• _操作要求_
a. 阅读材料中,提问者希望那四个长度不同的方程以什么方式对齐?
b. 统计条目中含有字符串“term”的行共有多少行,区分大小写,只写出数字。

• _阅读材料_
%%
我想显示四个长度不同的方程。我希望它们像这样左对齐。
但是我的代码给出了这个
以下是我的代码:
$$\begin{aligned} p(a) &=p(a) p(a \rightarrow a)+p(b) p(b \rightarrow a)+p(c) p(c \rightarrow a)+p(d) p(d \rightarrow a) \\
&={\scriptstyle \frac{1}{2} \frac{2}{3}+\frac{1}{4} \frac{1}{3}+\frac{1}{3}+\frac{1}{3}=\frac{1}{2}}
\end{aligned}$$
$$\begin{aligned} p(b) &=p(a) p(a \rightarrow b)+p(b) p(b \rightarrow b)+p(c) p(c \rightarrow b) \\
&={\scriptstyle\frac{1}{2} \frac{1}{6}+\frac{1}{4} \frac{1}{2}+\frac{1}{3} \frac{1}{3}=\frac{1}{4}} \end{aligned}$$
$$\begin{aligned} p(c) &=p(a) p(a \rightarrow c)+p(b) p(b \rightarrow c)+p(c) p(c \rightarrow c)+p(d) p(d \rightarrow c) \\
&={\scriptstyle\frac{1}{2} \frac{1}{12}+\frac{1}{4} \frac{1}{6}+\frac{1}{8} 0+\frac{1}{8}=\frac{1}{8}} \end{aligned}$$
$$\begin{aligned} p(d) &=p(a) p(a \rightarrow d)+p(c) p(c \rightarrow d)+p(d) p(d \rightarrow d) \\
&={\scriptstyle\frac{1}{2} \frac{1}{12}+\frac{1}{8} \frac{1}{3}+\frac{1}{8} \frac{1}{3}=\frac{1}{3}} \end{aligned}$$
谁能告诉我我该做什么?
%%
• _数据行_
%%
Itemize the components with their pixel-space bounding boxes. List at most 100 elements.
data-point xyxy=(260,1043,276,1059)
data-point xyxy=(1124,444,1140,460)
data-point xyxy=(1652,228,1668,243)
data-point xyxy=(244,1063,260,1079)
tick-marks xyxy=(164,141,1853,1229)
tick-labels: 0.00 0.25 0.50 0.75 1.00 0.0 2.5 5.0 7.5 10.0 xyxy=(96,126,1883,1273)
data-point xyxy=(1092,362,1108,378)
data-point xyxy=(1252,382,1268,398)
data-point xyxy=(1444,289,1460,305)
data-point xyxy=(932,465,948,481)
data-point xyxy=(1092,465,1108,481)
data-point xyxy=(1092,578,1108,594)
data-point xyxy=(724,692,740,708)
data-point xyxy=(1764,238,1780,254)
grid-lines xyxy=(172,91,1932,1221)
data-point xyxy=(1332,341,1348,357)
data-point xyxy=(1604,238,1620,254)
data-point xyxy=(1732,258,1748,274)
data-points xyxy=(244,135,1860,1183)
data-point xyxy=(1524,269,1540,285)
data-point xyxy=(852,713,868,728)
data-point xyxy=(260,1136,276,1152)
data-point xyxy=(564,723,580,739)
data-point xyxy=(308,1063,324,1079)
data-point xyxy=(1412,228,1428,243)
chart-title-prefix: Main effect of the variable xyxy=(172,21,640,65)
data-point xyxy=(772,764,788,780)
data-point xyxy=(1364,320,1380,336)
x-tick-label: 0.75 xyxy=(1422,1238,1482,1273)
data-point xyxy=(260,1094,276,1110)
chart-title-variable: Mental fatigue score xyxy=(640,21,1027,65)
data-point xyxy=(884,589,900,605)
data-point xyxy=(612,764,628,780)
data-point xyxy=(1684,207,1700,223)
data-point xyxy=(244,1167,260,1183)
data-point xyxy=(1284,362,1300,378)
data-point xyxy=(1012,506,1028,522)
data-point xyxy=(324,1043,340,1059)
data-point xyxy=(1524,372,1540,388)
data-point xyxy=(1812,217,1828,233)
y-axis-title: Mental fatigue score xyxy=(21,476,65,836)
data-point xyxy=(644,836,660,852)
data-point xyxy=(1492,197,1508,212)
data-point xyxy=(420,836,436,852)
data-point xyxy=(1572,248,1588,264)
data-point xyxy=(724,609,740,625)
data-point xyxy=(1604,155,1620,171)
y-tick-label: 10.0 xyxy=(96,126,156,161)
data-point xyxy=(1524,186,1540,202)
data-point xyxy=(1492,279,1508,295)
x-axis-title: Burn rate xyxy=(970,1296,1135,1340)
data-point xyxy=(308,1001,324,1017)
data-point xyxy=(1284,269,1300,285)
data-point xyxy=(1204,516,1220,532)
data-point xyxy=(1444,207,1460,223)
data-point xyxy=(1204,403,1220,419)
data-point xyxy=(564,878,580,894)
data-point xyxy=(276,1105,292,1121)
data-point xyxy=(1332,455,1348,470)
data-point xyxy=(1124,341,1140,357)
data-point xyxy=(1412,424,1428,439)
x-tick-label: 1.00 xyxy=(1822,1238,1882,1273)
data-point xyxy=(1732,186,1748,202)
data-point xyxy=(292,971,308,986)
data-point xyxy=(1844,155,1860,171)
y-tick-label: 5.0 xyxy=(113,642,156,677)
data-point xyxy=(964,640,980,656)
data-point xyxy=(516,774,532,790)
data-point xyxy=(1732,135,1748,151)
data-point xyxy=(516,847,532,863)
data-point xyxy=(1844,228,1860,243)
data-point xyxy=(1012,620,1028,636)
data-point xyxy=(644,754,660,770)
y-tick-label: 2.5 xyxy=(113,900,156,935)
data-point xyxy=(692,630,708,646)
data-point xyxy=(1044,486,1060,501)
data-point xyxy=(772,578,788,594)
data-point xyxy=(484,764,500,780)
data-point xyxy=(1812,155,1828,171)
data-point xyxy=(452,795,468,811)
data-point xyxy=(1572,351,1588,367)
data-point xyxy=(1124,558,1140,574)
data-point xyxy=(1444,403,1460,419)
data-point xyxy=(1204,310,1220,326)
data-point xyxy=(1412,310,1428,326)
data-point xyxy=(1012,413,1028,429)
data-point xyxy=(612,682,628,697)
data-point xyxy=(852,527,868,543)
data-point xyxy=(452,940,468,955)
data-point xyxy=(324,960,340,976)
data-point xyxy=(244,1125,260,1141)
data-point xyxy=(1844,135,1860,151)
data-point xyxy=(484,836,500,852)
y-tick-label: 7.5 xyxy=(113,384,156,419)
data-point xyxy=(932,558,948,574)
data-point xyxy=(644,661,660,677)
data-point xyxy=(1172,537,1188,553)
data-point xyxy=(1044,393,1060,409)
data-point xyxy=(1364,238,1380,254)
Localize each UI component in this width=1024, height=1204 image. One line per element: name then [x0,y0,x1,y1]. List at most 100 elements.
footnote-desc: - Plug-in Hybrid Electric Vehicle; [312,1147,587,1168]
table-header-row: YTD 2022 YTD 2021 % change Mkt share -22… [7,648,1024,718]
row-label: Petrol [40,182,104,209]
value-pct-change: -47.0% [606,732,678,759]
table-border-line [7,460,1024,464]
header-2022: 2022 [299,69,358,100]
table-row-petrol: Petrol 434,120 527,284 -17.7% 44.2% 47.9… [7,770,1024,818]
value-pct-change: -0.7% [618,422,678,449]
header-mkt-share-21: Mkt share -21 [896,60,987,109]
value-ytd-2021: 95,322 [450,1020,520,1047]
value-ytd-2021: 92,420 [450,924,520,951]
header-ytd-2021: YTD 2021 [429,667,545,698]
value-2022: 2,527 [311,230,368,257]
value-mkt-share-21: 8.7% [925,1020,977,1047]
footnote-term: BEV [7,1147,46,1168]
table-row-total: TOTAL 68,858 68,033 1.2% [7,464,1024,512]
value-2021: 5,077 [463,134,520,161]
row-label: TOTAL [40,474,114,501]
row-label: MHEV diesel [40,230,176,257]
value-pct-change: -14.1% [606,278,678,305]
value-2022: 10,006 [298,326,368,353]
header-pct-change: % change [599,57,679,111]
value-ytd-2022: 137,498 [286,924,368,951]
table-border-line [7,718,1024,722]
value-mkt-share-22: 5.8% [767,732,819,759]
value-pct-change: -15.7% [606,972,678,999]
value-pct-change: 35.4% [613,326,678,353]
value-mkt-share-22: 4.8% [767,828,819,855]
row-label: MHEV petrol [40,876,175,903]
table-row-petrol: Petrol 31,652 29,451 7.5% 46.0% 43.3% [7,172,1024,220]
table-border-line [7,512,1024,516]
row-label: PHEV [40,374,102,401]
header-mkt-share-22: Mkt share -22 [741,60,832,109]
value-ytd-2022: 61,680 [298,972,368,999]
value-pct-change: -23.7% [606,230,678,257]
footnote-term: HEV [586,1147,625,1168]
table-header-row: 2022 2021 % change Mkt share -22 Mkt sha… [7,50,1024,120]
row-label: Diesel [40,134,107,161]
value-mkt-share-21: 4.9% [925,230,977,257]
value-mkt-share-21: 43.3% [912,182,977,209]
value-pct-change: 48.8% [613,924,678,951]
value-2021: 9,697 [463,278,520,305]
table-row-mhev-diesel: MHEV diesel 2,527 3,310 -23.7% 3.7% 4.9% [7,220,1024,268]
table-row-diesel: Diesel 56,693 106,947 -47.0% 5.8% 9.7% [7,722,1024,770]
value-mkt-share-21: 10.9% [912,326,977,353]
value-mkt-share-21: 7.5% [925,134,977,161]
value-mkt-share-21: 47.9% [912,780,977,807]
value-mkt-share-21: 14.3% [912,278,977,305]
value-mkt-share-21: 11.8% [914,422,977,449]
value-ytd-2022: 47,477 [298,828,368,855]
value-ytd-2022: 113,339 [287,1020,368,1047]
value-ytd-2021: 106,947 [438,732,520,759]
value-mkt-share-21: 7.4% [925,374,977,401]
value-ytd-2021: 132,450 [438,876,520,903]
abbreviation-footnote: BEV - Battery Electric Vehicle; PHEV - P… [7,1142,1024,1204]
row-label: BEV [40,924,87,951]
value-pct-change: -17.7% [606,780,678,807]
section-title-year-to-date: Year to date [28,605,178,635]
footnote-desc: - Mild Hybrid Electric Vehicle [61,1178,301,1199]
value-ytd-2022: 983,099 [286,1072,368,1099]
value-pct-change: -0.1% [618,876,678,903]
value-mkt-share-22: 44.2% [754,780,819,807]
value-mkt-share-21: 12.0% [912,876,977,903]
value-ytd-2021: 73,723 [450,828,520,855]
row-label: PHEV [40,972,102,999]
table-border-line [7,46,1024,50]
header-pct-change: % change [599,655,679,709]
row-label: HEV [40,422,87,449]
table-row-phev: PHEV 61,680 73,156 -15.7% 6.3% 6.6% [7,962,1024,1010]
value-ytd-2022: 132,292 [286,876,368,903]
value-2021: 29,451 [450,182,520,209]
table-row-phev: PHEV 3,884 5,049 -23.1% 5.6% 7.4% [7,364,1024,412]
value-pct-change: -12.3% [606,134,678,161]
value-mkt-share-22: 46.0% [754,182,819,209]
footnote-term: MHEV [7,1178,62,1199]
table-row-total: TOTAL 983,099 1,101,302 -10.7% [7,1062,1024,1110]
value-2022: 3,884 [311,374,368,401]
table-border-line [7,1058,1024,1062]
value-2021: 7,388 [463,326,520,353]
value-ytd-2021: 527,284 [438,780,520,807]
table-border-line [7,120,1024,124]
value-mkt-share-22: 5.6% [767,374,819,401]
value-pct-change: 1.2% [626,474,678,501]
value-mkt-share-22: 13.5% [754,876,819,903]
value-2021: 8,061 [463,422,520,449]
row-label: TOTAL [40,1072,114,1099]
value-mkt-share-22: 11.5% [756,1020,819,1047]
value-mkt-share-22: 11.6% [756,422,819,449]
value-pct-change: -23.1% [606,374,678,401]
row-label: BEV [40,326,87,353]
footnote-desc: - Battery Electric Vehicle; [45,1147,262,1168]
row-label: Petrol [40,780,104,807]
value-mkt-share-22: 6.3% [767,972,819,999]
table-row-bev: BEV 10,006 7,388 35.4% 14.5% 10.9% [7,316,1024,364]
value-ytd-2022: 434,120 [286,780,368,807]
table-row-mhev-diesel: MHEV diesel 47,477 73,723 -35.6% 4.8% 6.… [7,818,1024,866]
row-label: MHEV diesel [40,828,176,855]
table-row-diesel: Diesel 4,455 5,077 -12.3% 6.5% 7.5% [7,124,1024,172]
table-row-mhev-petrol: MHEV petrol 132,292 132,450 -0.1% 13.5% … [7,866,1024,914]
%%
• _依次作答_
a. 左对齐。

b. 3